(INPUT MATERIAL)
■ ■ ■ ■ ■ ■ ■

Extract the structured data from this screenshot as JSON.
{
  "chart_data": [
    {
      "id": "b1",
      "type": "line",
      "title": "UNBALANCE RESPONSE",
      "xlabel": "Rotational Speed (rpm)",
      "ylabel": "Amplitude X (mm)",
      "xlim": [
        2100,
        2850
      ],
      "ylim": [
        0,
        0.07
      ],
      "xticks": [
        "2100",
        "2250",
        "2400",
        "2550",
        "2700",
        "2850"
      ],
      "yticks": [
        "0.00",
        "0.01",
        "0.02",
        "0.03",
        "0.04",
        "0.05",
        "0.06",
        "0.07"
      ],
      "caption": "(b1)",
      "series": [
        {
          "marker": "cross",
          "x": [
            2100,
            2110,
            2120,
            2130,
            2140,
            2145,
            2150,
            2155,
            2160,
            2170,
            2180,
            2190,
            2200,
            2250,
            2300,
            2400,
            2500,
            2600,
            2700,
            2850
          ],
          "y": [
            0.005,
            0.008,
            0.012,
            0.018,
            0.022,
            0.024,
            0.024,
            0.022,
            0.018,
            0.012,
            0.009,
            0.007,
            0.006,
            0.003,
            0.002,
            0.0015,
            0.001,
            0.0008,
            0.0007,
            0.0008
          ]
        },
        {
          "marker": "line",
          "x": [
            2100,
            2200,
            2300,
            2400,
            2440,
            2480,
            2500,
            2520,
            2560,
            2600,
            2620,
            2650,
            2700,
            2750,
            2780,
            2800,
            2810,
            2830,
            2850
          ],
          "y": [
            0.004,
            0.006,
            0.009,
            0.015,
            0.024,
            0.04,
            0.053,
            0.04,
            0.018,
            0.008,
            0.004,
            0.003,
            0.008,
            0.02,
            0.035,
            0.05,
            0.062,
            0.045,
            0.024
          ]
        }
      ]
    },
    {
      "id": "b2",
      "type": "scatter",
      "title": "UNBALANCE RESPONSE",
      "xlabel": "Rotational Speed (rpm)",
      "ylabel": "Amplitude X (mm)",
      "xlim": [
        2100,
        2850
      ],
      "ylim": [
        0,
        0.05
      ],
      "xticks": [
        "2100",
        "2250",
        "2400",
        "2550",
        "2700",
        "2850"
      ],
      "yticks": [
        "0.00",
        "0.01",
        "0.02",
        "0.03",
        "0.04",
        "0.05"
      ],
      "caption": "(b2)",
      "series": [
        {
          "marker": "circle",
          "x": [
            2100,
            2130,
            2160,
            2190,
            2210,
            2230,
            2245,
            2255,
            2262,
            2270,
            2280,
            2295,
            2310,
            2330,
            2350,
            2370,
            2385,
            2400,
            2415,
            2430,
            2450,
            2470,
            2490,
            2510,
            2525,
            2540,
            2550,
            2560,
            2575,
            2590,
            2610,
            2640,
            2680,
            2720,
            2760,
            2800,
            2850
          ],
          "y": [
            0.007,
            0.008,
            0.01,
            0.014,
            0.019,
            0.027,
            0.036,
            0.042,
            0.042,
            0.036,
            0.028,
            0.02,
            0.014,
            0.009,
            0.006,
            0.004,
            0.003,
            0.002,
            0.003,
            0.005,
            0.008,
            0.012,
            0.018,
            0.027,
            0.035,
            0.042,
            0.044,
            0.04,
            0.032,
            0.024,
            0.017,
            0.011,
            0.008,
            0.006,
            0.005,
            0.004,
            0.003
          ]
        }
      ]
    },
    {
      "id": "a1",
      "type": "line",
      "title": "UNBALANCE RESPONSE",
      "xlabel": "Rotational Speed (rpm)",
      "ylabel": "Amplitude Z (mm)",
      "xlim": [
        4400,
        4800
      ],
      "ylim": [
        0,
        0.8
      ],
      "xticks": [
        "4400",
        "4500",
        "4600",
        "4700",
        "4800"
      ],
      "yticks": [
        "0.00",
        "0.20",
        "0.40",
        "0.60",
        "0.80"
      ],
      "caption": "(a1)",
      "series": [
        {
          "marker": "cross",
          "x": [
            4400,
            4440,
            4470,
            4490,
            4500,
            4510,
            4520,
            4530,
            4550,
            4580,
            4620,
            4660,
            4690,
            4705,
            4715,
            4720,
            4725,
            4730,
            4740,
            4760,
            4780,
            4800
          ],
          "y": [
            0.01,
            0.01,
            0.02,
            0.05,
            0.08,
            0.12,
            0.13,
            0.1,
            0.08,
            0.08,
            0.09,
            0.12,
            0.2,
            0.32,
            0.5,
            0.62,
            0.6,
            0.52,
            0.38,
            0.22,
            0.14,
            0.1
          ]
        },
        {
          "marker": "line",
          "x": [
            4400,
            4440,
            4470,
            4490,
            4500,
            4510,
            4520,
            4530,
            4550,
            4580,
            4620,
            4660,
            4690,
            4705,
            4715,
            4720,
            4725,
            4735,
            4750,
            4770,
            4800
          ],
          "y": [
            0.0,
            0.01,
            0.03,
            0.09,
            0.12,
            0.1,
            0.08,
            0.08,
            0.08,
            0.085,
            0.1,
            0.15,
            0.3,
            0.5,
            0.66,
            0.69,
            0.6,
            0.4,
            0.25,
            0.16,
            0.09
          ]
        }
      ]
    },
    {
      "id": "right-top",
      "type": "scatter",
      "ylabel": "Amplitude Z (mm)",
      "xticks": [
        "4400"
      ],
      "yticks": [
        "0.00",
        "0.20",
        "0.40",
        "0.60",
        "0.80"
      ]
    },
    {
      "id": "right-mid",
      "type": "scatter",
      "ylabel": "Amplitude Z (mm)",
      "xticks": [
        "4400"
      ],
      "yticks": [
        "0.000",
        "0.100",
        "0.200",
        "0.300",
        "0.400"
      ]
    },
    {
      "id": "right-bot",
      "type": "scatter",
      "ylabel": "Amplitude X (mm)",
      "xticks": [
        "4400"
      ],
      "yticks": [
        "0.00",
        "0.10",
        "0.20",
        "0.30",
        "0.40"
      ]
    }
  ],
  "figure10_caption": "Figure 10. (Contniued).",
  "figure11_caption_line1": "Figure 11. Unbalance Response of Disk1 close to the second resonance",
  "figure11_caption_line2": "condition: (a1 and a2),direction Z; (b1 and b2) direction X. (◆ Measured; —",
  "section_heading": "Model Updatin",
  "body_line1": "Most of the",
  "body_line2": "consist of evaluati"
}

■ ■ ■ ■ ■ ■ ■

From the listing, copy each line containing the word "right".

      "id": "right-top",
      "id": "right-mid",
      "id": "right-bot",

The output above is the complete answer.